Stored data
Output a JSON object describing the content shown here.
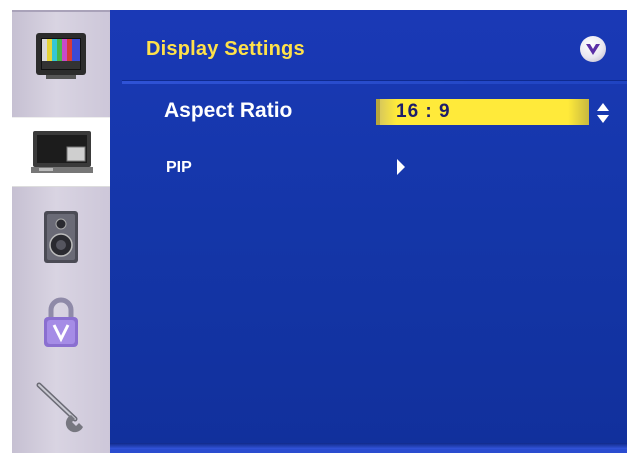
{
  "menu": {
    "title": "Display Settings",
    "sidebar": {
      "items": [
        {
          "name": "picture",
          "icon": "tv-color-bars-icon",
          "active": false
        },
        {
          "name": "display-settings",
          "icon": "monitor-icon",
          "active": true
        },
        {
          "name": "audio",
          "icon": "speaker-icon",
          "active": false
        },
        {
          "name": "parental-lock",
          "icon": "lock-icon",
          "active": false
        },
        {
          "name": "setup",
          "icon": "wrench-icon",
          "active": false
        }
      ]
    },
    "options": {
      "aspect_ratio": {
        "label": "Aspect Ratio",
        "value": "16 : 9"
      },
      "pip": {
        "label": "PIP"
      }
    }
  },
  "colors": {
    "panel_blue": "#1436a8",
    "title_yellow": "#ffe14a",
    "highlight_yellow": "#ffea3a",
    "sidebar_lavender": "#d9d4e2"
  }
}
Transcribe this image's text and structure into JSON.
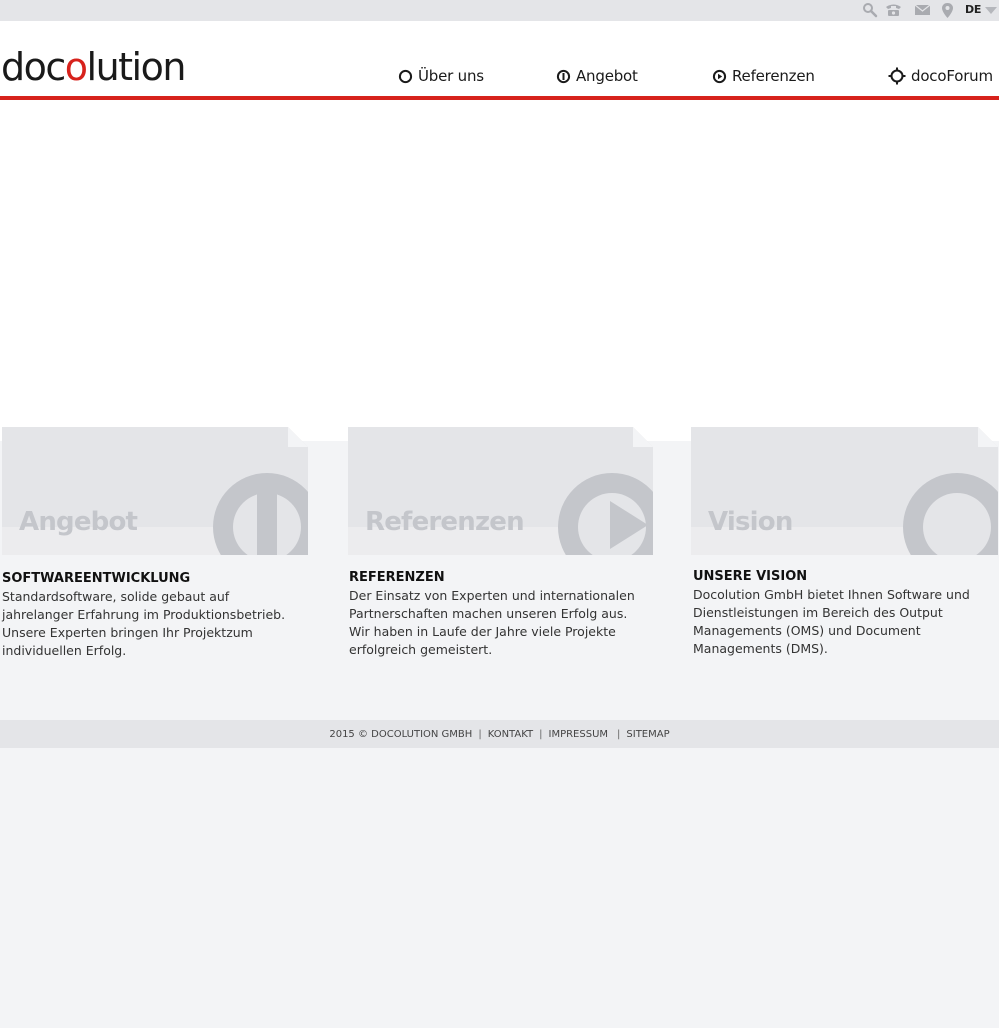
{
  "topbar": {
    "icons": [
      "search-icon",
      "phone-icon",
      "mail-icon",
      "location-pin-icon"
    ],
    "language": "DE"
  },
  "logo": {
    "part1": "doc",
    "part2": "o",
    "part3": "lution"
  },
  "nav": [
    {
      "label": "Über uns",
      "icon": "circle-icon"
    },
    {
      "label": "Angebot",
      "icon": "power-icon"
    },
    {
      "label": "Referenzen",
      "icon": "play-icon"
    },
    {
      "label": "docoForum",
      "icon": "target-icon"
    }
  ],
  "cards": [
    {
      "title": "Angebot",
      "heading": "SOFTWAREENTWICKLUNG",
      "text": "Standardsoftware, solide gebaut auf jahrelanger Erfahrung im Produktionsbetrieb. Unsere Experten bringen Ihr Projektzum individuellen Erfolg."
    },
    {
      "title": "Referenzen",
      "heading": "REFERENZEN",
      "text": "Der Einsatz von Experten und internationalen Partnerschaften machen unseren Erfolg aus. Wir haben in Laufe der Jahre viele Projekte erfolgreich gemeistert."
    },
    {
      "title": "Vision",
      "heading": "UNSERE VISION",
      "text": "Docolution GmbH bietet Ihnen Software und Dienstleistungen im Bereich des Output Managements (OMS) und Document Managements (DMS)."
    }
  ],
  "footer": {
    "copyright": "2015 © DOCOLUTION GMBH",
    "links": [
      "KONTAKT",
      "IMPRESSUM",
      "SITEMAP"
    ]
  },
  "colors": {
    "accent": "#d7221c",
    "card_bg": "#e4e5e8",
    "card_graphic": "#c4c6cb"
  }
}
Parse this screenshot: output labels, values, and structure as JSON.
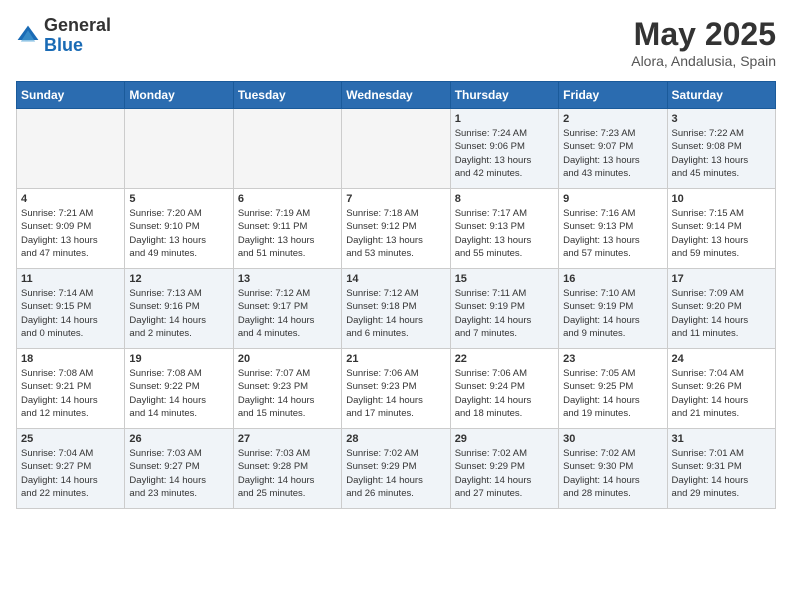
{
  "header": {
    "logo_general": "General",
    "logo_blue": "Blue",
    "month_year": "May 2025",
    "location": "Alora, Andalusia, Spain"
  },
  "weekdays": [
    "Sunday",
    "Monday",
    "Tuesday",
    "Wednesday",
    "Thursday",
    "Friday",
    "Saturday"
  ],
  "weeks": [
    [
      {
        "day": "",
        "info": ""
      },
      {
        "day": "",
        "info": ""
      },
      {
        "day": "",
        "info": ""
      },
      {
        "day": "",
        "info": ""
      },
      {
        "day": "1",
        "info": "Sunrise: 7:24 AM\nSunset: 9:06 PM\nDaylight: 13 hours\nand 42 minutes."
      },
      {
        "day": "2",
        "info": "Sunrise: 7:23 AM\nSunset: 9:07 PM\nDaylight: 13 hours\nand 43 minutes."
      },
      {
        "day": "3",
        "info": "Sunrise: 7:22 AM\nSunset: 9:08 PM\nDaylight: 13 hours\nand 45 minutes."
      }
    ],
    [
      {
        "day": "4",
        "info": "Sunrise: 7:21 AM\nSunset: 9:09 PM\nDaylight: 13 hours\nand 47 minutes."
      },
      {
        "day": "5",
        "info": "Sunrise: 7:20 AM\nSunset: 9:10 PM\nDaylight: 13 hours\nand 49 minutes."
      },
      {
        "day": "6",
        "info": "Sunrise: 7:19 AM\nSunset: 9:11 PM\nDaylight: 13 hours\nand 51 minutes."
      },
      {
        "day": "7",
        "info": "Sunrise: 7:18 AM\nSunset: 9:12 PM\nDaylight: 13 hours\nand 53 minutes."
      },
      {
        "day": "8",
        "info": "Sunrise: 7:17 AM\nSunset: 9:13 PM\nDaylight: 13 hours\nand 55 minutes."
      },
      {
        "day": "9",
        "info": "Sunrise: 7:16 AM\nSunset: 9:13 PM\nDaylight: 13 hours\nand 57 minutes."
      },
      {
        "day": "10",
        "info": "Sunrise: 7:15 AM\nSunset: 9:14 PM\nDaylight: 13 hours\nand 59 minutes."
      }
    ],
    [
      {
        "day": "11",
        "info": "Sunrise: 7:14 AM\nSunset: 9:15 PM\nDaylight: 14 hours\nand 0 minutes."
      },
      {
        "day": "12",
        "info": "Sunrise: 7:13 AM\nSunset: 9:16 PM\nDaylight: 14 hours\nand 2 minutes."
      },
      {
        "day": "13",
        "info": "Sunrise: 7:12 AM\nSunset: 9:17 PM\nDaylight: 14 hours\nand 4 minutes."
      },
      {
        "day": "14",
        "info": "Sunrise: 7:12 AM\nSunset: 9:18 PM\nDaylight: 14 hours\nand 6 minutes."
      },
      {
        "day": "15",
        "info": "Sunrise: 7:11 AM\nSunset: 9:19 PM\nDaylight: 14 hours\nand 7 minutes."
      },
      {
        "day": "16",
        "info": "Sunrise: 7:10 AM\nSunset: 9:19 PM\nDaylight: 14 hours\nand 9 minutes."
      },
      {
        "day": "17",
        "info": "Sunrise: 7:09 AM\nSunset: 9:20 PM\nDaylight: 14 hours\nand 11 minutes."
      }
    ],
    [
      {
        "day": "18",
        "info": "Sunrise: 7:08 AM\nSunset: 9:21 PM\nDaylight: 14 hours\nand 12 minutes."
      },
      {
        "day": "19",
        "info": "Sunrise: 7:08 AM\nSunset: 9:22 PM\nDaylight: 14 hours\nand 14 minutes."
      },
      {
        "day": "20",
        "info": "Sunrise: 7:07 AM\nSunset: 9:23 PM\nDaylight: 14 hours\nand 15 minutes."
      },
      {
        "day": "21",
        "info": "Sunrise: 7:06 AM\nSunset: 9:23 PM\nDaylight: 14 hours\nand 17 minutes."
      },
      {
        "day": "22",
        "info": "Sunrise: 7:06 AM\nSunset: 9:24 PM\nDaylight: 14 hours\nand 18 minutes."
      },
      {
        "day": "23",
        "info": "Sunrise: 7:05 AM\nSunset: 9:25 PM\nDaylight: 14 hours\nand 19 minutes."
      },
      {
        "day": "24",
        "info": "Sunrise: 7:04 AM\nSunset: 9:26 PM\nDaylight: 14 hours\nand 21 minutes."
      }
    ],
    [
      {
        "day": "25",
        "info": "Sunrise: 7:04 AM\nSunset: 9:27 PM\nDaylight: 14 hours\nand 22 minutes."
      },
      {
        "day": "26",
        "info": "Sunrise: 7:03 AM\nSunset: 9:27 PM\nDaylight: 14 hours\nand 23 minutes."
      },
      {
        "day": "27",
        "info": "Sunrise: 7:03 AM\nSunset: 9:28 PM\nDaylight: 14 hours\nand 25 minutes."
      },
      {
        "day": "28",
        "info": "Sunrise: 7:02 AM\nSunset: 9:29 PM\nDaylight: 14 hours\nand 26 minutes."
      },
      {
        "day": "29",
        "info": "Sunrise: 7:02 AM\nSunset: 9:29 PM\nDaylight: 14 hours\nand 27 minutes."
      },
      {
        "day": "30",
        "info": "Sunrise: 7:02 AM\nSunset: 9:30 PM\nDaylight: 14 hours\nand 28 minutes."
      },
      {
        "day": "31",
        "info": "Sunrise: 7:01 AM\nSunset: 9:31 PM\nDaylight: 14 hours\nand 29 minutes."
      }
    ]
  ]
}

Job:
Extract every line that has the string "Experten" in it.

Solution for this exercise:
      "text": "Standardsoftware, solide gebaut auf jahrelanger Erfahrung im Produktionsbetrieb. Unsere Experten bringen Ihr Projektzum individuellen Erfolg."
      "text": "Der Einsatz von Experten und internationalen Partnerschaften machen unseren Erfolg aus. Wir haben in Laufe der Jahre viele Projekte erfolgreich gemeistert."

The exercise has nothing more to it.